◆ **Task 1**
Count the lines of the entries below that contain the string "radial". Give only that number.

◆ **Article**
——————————

3.1 Motivation of conjugate families
By observing the three fundamental pieces of Bayesian analysis –the posterior distribution (parameter inference), the marginal likelihood (hypothesis testing), and the predictive distribution (prediction)– as given in equations (3.1), (3.2), and (3.3), respectively, we can understand that some of the initial limitations of Bayesian analysis were due to the absence of algorithms for sampling from non-standard posterior distributions (equation (3.1)), and the lack of analytical solutions for the marginal likelihood (equation (3.2)) and the predictive distribution (equation (3.3)), both of which require significant computational power.
\begin{align} \pi(\boldsymbol{\theta}\mid \boldsymbol{y})&=\frac{p(\boldsymbol{y}\mid \boldsymbol{\theta}) \times \pi(\boldsymbol{\theta})}{p(\boldsymbol{y})}, \tag{3.1} \end{align}
\begin{equation} p(\boldsymbol{y})=\int_{\boldsymbol{\Theta}}p(\boldsymbol{y}\mid \boldsymbol{\theta})\pi(\boldsymbol{\theta})d\boldsymbol{\theta}, \tag{3.2} \end{equation}
and
\begin{equation} p(\boldsymbol{y}_0\mid \boldsymbol{y})=\int_{\boldsymbol{\Theta}}p(\boldsymbol{y}_0\mid \boldsymbol{\theta})\pi(\boldsymbol{\theta}\mid \boldsymbol{y})d\boldsymbol{\theta}, \tag{3.3} \end{equation}
Although algorithms for sampling from non-standard posterior distributions have existed since the second half of the last century (Metropolis et al. 1953; Hastings 1970; Geman and Geman 1984), their application within the Bayesian framework emerged later (A. E. Gelfand and Smith 1990; Tierney 1994), likely coinciding with the rise in computational power of desktop computers. However, it is still common practice today to use models with standard conditional posterior distributions in order to reduce computational requirements. In addition, mathematical techniques coupled with computational algorithms (Alan E. Gelfand and Dey 1994; Siddhartha Chib 1995; Siddhartha Chib and Jeliazkov 2001) and approximations (Tierney and Kadane 1986, Jordan1999) are employed to obtain the marginal likelihood (prior predictive).

——————————

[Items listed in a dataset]
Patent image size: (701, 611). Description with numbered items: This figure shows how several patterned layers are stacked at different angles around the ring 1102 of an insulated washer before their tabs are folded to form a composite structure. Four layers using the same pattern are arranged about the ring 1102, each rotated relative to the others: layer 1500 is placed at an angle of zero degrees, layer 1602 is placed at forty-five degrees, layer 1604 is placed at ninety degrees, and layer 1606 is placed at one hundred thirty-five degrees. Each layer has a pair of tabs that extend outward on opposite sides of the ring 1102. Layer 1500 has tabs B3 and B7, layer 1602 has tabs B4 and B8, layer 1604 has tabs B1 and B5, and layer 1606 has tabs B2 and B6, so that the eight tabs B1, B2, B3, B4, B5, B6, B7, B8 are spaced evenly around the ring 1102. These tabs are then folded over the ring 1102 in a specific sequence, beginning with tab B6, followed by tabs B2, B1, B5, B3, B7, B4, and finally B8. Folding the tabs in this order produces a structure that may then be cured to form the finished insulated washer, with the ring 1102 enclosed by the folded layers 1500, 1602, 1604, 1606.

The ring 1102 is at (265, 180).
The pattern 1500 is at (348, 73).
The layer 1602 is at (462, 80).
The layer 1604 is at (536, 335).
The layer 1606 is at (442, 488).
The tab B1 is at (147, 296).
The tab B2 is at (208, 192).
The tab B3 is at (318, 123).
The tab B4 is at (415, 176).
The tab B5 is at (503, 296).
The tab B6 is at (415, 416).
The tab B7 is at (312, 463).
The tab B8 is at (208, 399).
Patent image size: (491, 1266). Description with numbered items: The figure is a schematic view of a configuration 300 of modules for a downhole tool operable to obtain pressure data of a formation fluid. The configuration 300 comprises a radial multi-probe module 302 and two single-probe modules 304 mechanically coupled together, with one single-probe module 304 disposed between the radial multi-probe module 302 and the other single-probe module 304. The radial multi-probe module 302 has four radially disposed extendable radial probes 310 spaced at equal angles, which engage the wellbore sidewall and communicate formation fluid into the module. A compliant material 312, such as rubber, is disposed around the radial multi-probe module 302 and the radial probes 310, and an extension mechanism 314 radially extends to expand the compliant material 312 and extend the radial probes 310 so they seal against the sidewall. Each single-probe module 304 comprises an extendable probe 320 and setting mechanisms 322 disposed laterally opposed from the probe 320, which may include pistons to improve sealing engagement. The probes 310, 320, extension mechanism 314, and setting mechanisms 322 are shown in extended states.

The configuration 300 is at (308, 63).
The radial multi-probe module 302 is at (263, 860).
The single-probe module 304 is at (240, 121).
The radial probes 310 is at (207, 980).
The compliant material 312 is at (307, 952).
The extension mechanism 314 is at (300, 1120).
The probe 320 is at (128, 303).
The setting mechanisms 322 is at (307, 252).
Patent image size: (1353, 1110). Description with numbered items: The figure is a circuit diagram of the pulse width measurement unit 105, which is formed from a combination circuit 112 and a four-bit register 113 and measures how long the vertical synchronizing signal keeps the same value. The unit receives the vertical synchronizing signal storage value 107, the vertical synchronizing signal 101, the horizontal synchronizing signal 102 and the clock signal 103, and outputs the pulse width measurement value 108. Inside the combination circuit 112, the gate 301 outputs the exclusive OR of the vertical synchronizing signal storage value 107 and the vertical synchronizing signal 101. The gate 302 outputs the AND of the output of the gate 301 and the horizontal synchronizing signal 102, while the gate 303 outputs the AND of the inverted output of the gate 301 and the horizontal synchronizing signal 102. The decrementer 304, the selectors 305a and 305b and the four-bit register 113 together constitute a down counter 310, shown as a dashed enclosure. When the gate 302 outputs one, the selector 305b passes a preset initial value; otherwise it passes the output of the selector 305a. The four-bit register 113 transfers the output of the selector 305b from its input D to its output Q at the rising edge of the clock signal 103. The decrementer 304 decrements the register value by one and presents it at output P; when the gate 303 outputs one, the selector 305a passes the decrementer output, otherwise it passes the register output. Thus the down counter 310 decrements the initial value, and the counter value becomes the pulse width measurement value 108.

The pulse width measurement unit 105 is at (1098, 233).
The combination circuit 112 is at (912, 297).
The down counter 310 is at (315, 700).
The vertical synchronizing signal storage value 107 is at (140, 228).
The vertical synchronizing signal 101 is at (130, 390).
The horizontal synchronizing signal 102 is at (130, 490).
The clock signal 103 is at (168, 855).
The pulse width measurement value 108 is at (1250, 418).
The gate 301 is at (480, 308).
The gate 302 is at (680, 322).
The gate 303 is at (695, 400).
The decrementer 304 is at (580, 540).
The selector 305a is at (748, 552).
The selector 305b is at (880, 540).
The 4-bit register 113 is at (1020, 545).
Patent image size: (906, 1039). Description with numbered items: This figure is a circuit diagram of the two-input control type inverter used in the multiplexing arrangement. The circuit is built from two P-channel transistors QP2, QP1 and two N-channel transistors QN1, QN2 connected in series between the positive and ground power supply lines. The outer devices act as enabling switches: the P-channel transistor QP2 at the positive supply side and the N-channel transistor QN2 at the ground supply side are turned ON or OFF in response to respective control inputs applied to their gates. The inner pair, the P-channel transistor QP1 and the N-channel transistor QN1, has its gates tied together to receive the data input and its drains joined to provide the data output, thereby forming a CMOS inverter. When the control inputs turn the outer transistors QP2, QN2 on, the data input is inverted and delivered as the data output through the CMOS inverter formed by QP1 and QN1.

——————————

◆ **Task 2**
Please output everything in the section on conjugate families from "3.1 Motivation of" down to "significant computational power.", word for word.

◆ **Exercise result 1**
3

◆ **Exercise result 2**
3.1 Motivation of conjugate families
By observing the three fundamental pieces of Bayesian analysis –the posterior distribution (parameter inference), the marginal likelihood (hypothesis testing), and the predictive distribution (prediction)– as given in equations (3.1), (3.2), and (3.3), respectively, we can understand that some of the initial limitations of Bayesian analysis were due to the absence of algorithms for sampling from non-standard posterior distributions (equation (3.1)), and the lack of analytical solutions for the marginal likelihood (equation (3.2)) and the predictive distribution (equation (3.3)), both of which require significant computational power.